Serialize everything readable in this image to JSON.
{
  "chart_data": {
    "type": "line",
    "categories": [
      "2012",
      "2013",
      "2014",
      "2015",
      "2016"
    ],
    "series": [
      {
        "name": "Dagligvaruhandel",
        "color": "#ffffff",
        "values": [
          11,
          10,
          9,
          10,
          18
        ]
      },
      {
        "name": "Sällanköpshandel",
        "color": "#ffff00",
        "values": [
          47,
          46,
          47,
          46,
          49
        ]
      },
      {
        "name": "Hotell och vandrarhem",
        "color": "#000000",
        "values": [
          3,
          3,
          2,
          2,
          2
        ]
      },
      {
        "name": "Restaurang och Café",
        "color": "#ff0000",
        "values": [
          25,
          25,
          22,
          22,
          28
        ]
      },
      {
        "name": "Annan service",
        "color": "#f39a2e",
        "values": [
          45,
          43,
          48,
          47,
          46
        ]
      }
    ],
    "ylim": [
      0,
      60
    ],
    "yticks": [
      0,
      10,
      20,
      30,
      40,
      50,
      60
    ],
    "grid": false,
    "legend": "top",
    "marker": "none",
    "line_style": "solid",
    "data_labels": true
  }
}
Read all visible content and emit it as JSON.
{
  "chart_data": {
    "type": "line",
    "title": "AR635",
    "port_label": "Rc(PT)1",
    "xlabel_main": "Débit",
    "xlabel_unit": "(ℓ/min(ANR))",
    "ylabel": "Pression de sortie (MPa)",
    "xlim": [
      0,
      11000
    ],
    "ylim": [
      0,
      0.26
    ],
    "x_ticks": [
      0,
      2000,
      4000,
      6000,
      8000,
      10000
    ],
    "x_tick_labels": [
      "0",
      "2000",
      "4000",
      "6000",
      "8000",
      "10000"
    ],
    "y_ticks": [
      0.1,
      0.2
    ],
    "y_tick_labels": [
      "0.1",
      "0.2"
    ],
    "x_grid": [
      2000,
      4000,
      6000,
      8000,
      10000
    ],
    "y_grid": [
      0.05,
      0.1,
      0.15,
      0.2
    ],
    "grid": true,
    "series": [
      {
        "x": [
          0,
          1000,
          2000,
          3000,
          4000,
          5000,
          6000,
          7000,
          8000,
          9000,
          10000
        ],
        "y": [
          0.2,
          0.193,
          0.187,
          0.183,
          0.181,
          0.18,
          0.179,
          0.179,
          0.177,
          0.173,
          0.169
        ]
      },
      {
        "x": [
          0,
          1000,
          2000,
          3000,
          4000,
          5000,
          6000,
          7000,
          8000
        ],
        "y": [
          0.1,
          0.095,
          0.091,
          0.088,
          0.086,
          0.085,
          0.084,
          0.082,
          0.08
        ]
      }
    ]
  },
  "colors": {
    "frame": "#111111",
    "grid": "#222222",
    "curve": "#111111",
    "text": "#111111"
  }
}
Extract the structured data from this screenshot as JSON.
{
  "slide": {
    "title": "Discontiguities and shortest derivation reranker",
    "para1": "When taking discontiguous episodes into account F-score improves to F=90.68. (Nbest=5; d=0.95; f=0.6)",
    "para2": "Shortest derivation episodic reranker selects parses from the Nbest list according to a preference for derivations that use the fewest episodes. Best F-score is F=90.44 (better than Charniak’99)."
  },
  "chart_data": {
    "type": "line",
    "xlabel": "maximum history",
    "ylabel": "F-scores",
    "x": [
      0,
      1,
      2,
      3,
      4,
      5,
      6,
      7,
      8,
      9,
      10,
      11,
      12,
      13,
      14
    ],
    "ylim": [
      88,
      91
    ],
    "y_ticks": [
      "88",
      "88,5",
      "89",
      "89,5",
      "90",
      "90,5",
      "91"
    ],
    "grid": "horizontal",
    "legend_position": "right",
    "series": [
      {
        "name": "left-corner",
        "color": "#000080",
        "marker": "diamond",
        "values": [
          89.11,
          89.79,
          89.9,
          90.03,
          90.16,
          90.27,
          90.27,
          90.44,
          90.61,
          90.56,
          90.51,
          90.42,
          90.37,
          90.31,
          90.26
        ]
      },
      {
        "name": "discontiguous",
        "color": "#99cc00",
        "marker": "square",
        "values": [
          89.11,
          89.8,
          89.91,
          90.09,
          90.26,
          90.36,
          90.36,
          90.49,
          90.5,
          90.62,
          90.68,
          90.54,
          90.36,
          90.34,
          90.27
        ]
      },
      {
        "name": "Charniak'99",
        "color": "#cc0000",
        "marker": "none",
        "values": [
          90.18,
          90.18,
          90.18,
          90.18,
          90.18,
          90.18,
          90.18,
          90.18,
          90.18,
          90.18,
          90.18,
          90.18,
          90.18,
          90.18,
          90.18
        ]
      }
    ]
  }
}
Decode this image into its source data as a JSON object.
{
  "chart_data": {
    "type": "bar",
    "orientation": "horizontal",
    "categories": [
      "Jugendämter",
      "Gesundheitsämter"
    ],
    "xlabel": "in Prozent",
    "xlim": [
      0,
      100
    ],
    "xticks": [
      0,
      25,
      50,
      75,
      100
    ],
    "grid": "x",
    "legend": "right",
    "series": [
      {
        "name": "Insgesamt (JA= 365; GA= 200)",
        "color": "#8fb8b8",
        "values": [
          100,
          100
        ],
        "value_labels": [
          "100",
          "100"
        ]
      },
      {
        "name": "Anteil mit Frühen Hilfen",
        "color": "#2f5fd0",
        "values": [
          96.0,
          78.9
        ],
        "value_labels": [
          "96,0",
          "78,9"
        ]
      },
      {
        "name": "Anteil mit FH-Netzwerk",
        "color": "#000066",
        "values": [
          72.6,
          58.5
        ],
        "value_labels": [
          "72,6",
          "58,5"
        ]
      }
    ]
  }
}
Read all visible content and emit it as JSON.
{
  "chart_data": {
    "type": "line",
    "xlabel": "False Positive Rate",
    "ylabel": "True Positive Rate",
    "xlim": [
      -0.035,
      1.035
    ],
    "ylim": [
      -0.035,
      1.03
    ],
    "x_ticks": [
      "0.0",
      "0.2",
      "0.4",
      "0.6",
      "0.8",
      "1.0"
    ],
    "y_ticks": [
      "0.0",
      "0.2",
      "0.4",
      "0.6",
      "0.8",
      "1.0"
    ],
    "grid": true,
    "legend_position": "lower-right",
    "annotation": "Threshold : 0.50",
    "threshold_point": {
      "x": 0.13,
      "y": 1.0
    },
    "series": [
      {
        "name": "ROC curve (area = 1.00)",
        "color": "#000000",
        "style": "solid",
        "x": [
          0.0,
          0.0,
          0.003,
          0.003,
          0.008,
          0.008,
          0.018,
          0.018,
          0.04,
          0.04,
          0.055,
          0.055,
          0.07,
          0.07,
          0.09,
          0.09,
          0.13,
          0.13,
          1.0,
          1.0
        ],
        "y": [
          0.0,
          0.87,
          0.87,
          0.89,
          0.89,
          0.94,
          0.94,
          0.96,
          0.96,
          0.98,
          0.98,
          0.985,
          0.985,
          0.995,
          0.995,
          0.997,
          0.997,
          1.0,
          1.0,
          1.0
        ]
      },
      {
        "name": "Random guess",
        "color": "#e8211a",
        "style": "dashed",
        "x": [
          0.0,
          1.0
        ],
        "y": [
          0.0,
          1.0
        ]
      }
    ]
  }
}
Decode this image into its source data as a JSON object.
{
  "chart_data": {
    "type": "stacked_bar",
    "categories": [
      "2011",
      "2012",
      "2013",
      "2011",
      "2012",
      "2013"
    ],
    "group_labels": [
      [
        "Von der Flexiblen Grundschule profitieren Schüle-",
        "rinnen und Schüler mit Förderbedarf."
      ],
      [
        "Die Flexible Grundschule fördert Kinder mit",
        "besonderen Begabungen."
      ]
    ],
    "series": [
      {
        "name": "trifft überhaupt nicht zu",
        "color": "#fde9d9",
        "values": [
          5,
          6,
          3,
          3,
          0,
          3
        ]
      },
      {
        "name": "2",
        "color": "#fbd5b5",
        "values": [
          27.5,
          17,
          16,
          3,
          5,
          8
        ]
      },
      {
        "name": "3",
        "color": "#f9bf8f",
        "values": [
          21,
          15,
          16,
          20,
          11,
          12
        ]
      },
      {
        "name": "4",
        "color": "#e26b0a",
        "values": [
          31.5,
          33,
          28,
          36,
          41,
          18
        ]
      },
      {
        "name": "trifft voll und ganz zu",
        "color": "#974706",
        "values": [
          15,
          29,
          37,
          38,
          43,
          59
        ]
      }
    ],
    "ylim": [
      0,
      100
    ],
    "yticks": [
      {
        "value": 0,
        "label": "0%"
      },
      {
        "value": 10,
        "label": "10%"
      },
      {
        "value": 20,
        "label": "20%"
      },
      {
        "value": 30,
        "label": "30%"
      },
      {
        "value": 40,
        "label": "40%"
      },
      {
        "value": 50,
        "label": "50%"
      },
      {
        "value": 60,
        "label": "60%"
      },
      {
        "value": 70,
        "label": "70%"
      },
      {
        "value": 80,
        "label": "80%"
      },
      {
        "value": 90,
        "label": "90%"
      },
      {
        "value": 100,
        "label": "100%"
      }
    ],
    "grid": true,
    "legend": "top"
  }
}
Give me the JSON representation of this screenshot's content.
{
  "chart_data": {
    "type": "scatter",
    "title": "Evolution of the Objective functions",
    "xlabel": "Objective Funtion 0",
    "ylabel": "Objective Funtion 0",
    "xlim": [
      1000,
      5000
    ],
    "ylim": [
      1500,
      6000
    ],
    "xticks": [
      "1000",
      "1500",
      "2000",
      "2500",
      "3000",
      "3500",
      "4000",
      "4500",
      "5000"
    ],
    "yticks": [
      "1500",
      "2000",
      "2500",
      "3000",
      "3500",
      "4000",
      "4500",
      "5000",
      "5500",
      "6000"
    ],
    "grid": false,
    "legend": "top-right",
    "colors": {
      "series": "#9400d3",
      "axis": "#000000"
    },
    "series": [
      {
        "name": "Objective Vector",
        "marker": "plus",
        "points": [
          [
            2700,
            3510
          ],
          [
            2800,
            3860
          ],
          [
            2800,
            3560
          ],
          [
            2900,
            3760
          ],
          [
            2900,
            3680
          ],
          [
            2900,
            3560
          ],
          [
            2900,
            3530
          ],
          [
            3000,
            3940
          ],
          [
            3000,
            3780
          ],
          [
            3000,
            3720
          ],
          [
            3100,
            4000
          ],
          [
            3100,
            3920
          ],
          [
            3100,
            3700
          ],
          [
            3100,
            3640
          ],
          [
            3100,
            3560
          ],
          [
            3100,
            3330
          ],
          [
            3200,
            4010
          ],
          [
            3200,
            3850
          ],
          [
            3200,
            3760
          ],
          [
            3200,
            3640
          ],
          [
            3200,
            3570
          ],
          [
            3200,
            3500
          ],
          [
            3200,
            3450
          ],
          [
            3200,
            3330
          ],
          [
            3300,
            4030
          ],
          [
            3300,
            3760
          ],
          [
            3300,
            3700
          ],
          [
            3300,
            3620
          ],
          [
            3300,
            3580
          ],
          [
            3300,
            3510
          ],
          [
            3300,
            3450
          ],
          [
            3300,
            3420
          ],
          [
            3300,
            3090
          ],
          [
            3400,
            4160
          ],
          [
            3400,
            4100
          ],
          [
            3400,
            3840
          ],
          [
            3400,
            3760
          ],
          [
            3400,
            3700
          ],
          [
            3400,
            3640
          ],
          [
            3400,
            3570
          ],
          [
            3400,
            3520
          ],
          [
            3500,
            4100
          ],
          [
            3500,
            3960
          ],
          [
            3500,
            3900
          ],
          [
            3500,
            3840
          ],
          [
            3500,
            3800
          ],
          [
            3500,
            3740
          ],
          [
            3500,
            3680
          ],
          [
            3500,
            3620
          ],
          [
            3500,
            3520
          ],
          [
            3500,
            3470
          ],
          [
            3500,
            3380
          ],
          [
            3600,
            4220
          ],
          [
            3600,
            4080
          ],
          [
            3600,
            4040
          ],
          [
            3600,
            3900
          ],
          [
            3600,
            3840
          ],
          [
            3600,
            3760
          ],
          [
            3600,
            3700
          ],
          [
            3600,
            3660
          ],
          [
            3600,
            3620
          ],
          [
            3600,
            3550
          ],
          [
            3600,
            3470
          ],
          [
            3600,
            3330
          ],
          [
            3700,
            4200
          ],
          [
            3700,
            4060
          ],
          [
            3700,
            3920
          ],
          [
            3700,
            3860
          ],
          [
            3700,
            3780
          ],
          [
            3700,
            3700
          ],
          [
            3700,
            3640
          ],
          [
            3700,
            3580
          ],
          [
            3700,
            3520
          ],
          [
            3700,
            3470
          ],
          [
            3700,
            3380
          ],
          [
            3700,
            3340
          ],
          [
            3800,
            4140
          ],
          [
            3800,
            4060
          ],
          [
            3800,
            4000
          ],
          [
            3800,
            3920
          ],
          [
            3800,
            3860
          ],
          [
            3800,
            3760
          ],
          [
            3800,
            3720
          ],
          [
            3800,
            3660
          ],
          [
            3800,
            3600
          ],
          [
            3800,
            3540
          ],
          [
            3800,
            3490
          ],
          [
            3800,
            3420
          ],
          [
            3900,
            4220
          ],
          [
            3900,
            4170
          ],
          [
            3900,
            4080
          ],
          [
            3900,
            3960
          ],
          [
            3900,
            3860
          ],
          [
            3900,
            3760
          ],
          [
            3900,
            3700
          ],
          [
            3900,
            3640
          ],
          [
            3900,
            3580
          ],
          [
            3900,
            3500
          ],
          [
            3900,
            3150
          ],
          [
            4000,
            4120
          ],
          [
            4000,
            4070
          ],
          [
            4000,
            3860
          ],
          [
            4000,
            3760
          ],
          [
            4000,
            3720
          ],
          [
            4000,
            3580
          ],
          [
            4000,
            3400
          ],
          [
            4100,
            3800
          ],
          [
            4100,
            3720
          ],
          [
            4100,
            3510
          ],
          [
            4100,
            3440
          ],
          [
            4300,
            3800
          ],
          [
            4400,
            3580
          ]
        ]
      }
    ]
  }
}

★ ★ ★ ★ ★ ★ ★

What to work on: Report all lines of the data that include the word "ylabel".

Exercise result:
    "ylabel": "Pression de sortie (MPa)",
    "ylabel": "F-scores",
    "ylabel": "True Positive Rate",
    "ylabel": "Objective Funtion 0",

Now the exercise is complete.